What is required:
Return the listing word for word, as given.

Material provided:
- - -

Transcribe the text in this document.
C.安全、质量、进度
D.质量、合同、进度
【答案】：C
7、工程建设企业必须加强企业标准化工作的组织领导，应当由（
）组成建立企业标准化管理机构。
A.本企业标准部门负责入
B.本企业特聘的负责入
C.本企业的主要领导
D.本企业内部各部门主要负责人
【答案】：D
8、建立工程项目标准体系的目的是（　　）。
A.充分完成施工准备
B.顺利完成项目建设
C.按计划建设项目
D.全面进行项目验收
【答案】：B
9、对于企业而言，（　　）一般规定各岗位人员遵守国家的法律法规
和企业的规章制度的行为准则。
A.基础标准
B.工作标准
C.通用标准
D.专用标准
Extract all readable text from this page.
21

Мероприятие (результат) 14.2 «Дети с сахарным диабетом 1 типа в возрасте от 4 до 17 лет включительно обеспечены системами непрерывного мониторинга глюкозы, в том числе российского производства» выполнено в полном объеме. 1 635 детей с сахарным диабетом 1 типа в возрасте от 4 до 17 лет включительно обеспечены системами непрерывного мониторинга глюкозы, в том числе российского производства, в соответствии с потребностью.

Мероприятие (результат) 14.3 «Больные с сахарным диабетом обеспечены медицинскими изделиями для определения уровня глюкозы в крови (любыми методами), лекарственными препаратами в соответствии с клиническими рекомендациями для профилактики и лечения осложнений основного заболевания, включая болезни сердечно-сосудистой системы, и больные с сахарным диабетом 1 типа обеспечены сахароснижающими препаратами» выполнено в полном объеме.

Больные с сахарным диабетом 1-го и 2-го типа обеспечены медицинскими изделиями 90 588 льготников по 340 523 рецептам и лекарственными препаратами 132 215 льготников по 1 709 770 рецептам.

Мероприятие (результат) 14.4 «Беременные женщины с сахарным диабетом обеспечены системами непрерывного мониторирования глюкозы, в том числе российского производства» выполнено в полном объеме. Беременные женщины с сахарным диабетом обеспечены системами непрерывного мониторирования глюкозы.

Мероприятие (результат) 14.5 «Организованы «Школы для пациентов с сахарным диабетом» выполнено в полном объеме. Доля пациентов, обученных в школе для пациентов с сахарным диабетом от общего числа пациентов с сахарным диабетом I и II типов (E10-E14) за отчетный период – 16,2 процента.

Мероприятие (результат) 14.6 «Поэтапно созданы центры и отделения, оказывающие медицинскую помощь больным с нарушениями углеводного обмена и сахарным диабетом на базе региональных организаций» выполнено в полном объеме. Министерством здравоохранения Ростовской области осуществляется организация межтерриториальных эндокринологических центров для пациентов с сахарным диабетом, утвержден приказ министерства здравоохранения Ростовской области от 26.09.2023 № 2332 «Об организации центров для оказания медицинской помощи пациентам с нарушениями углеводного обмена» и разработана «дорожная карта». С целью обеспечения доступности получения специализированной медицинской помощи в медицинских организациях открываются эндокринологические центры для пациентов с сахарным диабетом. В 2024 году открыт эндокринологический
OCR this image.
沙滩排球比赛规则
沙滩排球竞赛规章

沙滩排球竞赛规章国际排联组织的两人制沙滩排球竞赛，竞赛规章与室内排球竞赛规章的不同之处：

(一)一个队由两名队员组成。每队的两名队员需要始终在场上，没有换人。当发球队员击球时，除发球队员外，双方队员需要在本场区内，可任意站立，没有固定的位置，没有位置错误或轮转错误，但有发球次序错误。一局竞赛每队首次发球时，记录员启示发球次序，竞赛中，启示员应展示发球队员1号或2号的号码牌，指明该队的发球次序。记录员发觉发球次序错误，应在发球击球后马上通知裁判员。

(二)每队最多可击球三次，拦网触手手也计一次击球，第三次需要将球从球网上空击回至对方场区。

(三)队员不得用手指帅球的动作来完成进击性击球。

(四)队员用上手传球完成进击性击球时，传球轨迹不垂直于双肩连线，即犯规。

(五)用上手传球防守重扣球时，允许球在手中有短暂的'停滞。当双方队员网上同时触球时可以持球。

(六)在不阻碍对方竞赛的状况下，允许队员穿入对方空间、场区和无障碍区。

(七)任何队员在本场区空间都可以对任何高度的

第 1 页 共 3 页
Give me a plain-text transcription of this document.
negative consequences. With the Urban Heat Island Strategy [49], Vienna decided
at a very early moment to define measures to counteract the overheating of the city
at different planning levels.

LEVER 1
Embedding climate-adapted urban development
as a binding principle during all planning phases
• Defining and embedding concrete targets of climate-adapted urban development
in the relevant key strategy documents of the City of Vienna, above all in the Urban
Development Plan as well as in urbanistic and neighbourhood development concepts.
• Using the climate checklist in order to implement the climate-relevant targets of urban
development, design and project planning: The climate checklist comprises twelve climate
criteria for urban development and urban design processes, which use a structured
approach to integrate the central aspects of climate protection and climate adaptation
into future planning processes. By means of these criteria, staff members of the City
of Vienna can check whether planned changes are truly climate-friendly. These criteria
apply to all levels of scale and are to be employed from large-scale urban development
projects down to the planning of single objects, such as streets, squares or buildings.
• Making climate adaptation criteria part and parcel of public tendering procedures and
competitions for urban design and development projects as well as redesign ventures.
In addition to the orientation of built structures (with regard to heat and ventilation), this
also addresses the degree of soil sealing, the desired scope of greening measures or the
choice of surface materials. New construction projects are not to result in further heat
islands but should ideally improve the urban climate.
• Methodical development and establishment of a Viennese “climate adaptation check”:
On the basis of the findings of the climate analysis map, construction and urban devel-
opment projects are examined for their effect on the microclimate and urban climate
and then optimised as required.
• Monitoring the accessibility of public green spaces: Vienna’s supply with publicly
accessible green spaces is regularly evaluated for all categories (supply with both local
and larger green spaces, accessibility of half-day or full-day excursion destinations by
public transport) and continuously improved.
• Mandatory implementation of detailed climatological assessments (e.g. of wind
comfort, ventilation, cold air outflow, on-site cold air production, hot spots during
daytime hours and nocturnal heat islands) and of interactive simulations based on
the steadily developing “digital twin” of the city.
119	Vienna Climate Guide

- - -

Result of this task:
Transcribe the text in this document.
C.安全、质量、进度
D.质量、合同、进度
【答案】：C
7、工程建设企业必须加强企业标准化工作的组织领导，应当由（
）组成建立企业标准化管理机构。
A.本企业标准部门负责入
B.本企业特聘的负责入
C.本企业的主要领导
D.本企业内部各部门主要负责人
【答案】：D
8、建立工程项目标准体系的目的是（　　）。
A.充分完成施工准备
B.顺利完成项目建设
C.按计划建设项目
D.全面进行项目验收
【答案】：B
9、对于企业而言，（　　）一般规定各岗位人员遵守国家的法律法规
和企业的规章制度的行为准则。
A.基础标准
B.工作标准
C.通用标准
D.专用标准
Extract all readable text from this page.
21

Мероприятие (результат) 14.2 «Дети с сахарным диабетом 1 типа в возрасте от 4 до 17 лет включительно обеспечены системами непрерывного мониторинга глюкозы, в том числе российского производства» выполнено в полном объеме. 1 635 детей с сахарным диабетом 1 типа в возрасте от 4 до 17 лет включительно обеспечены системами непрерывного мониторинга глюкозы, в том числе российского производства, в соответствии с потребностью.

Мероприятие (результат) 14.3 «Больные с сахарным диабетом обеспечены медицинскими изделиями для определения уровня глюкозы в крови (любыми методами), лекарственными препаратами в соответствии с клиническими рекомендациями для профилактики и лечения осложнений основного заболевания, включая болезни сердечно-сосудистой системы, и больные с сахарным диабетом 1 типа обеспечены сахароснижающими препаратами» выполнено в полном объеме.

Больные с сахарным диабетом 1-го и 2-го типа обеспечены медицинскими изделиями 90 588 льготников по 340 523 рецептам и лекарственными препаратами 132 215 льготников по 1 709 770 рецептам.

Мероприятие (результат) 14.4 «Беременные женщины с сахарным диабетом обеспечены системами непрерывного мониторирования глюкозы, в том числе российского производства» выполнено в полном объеме. Беременные женщины с сахарным диабетом обеспечены системами непрерывного мониторирования глюкозы.

Мероприятие (результат) 14.5 «Организованы «Школы для пациентов с сахарным диабетом» выполнено в полном объеме. Доля пациентов, обученных в школе для пациентов с сахарным диабетом от общего числа пациентов с сахарным диабетом I и II типов (E10-E14) за отчетный период – 16,2 процента.

Мероприятие (результат) 14.6 «Поэтапно созданы центры и отделения, оказывающие медицинскую помощь больным с нарушениями углеводного обмена и сахарным диабетом на базе региональных организаций» выполнено в полном объеме. Министерством здравоохранения Ростовской области осуществляется организация межтерриториальных эндокринологических центров для пациентов с сахарным диабетом, утвержден приказ министерства здравоохранения Ростовской области от 26.09.2023 № 2332 «Об организации центров для оказания медицинской помощи пациентам с нарушениями углеводного обмена» и разработана «дорожная карта». С целью обеспечения доступности получения специализированной медицинской помощи в медицинских организациях открываются эндокринологические центры для пациентов с сахарным диабетом. В 2024 году открыт эндокринологический
OCR this image.
沙滩排球比赛规则
沙滩排球竞赛规章

沙滩排球竞赛规章国际排联组织的两人制沙滩排球竞赛，竞赛规章与室内排球竞赛规章的不同之处：

(一)一个队由两名队员组成。每队的两名队员需要始终在场上，没有换人。当发球队员击球时，除发球队员外，双方队员需要在本场区内，可任意站立，没有固定的位置，没有位置错误或轮转错误，但有发球次序错误。一局竞赛每队首次发球时，记录员启示发球次序，竞赛中，启示员应展示发球队员1号或2号的号码牌，指明该队的发球次序。记录员发觉发球次序错误，应在发球击球后马上通知裁判员。

(二)每队最多可击球三次，拦网触手手也计一次击球，第三次需要将球从球网上空击回至对方场区。

(三)队员不得用手指帅球的动作来完成进击性击球。

(四)队员用上手传球完成进击性击球时，传球轨迹不垂直于双肩连线，即犯规。

(五)用上手传球防守重扣球时，允许球在手中有短暂的'停滞。当双方队员网上同时触球时可以持球。

(六)在不阻碍对方竞赛的状况下，允许队员穿入对方空间、场区和无障碍区。

(七)任何队员在本场区空间都可以对任何高度的

第 1 页 共 3 页
Give me a plain-text transcription of this document.
negative consequences. With the Urban Heat Island Strategy [49], Vienna decided
at a very early moment to define measures to counteract the overheating of the city
at different planning levels.

LEVER 1
Embedding climate-adapted urban development
as a binding principle during all planning phases
• Defining and embedding concrete targets of climate-adapted urban development
in the relevant key strategy documents of the City of Vienna, above all in the Urban
Development Plan as well as in urbanistic and neighbourhood development concepts.
• Using the climate checklist in order to implement the climate-relevant targets of urban
development, design and project planning: The climate checklist comprises twelve climate
criteria for urban development and urban design processes, which use a structured
approach to integrate the central aspects of climate protection and climate adaptation
into future planning processes. By means of these criteria, staff members of the City
of Vienna can check whether planned changes are truly climate-friendly. These criteria
apply to all levels of scale and are to be employed from large-scale urban development
projects down to the planning of single objects, such as streets, squares or buildings.
• Making climate adaptation criteria part and parcel of public tendering procedures and
competitions for urban design and development projects as well as redesign ventures.
In addition to the orientation of built structures (with regard to heat and ventilation), this
also addresses the degree of soil sealing, the desired scope of greening measures or the
choice of surface materials. New construction projects are not to result in further heat
islands but should ideally improve the urban climate.
• Methodical development and establishment of a Viennese “climate adaptation check”:
On the basis of the findings of the climate analysis map, construction and urban devel-
opment projects are examined for their effect on the microclimate and urban climate
and then optimised as required.
• Monitoring the accessibility of public green spaces: Vienna’s supply with publicly
accessible green spaces is regularly evaluated for all categories (supply with both local
and larger green spaces, accessibility of half-day or full-day excursion destinations by
public transport) and continuously improved.
• Mandatory implementation of detailed climatological assessments (e.g. of wind
comfort, ventilation, cold air outflow, on-site cold air production, hot spots during
daytime hours and nocturnal heat islands) and of interactive simulations based on
the steadily developing “digital twin” of the city.
119	Vienna Climate Guide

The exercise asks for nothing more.